DO THIS: Retype the complete listing exactly as it appears.

Collected data:
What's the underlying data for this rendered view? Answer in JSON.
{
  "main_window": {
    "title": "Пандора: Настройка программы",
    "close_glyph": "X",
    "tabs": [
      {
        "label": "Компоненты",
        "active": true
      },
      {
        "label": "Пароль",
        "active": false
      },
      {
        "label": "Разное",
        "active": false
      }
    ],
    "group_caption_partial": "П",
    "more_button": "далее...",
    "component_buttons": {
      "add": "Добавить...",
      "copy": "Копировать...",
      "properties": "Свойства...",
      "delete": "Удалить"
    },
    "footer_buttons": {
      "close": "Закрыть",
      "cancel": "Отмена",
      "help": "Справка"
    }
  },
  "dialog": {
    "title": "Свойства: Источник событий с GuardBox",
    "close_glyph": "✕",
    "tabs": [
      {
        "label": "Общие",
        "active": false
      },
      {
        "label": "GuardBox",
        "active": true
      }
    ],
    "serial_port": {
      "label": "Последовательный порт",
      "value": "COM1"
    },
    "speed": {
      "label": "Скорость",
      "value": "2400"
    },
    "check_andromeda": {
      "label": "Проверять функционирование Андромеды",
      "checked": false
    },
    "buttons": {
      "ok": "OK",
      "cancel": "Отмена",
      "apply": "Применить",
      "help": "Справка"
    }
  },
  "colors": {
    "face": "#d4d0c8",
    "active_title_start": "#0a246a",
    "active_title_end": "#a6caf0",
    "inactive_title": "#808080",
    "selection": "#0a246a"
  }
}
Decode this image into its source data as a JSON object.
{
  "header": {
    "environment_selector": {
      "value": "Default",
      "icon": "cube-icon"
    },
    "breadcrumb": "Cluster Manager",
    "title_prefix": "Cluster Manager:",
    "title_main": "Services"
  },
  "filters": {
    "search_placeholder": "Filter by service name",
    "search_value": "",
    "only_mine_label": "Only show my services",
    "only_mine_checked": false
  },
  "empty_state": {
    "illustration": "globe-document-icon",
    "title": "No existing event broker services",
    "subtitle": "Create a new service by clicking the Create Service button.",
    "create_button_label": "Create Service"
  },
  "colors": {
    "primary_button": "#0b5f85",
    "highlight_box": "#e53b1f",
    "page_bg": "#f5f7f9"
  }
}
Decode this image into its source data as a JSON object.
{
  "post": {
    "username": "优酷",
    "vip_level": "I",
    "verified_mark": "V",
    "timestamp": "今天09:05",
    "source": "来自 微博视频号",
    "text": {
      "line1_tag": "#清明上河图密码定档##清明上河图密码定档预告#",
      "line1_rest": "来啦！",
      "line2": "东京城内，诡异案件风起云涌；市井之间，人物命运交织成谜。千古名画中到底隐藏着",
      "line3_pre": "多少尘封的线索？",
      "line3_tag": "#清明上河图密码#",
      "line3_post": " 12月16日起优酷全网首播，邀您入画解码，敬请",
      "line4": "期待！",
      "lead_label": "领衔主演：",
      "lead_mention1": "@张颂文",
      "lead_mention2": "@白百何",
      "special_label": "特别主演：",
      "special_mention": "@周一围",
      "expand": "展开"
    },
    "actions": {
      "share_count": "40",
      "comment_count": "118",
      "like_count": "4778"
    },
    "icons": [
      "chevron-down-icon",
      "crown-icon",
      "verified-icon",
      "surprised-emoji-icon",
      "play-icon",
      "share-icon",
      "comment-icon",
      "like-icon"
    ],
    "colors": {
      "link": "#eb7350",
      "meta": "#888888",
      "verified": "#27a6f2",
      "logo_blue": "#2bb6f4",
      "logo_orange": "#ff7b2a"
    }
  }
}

RESULT OF THIS EXERCISE:
What's the underlying data for this rendered view? Answer in JSON.
{
  "main_window": {
    "title": "Пандора: Настройка программы",
    "close_glyph": "X",
    "tabs": [
      {
        "label": "Компоненты",
        "active": true
      },
      {
        "label": "Пароль",
        "active": false
      },
      {
        "label": "Разное",
        "active": false
      }
    ],
    "group_caption_partial": "П",
    "more_button": "далее...",
    "component_buttons": {
      "add": "Добавить...",
      "copy": "Копировать...",
      "properties": "Свойства...",
      "delete": "Удалить"
    },
    "footer_buttons": {
      "close": "Закрыть",
      "cancel": "Отмена",
      "help": "Справка"
    }
  },
  "dialog": {
    "title": "Свойства: Источник событий с GuardBox",
    "close_glyph": "✕",
    "tabs": [
      {
        "label": "Общие",
        "active": false
      },
      {
        "label": "GuardBox",
        "active": true
      }
    ],
    "serial_port": {
      "label": "Последовательный порт",
      "value": "COM1"
    },
    "speed": {
      "label": "Скорость",
      "value": "2400"
    },
    "check_andromeda": {
      "label": "Проверять функционирование Андромеды",
      "checked": false
    },
    "buttons": {
      "ok": "OK",
      "cancel": "Отмена",
      "apply": "Применить",
      "help": "Справка"
    }
  },
  "colors": {
    "face": "#d4d0c8",
    "active_title_start": "#0a246a",
    "active_title_end": "#a6caf0",
    "inactive_title": "#808080",
    "selection": "#0a246a"
  }
}
Decode this image into its source data as a JSON object.
{
  "header": {
    "environment_selector": {
      "value": "Default",
      "icon": "cube-icon"
    },
    "breadcrumb": "Cluster Manager",
    "title_prefix": "Cluster Manager:",
    "title_main": "Services"
  },
  "filters": {
    "search_placeholder": "Filter by service name",
    "search_value": "",
    "only_mine_label": "Only show my services",
    "only_mine_checked": false
  },
  "empty_state": {
    "illustration": "globe-document-icon",
    "title": "No existing event broker services",
    "subtitle": "Create a new service by clicking the Create Service button.",
    "create_button_label": "Create Service"
  },
  "colors": {
    "primary_button": "#0b5f85",
    "highlight_box": "#e53b1f",
    "page_bg": "#f5f7f9"
  }
}
Decode this image into its source data as a JSON object.
{
  "post": {
    "username": "优酷",
    "vip_level": "I",
    "verified_mark": "V",
    "timestamp": "今天09:05",
    "source": "来自 微博视频号",
    "text": {
      "line1_tag": "#清明上河图密码定档##清明上河图密码定档预告#",
      "line1_rest": "来啦！",
      "line2": "东京城内，诡异案件风起云涌；市井之间，人物命运交织成谜。千古名画中到底隐藏着",
      "line3_pre": "多少尘封的线索？",
      "line3_tag": "#清明上河图密码#",
      "line3_post": " 12月16日起优酷全网首播，邀您入画解码，敬请",
      "line4": "期待！",
      "lead_label": "领衔主演：",
      "lead_mention1": "@张颂文",
      "lead_mention2": "@白百何",
      "special_label": "特别主演：",
      "special_mention": "@周一围",
      "expand": "展开"
    },
    "actions": {
      "share_count": "40",
      "comment_count": "118",
      "like_count": "4778"
    },
    "icons": [
      "chevron-down-icon",
      "crown-icon",
      "verified-icon",
      "surprised-emoji-icon",
      "play-icon",
      "share-icon",
      "comment-icon",
      "like-icon"
    ],
    "colors": {
      "link": "#eb7350",
      "meta": "#888888",
      "verified": "#27a6f2",
      "logo_blue": "#2bb6f4",
      "logo_orange": "#ff7b2a"
    }
  }
}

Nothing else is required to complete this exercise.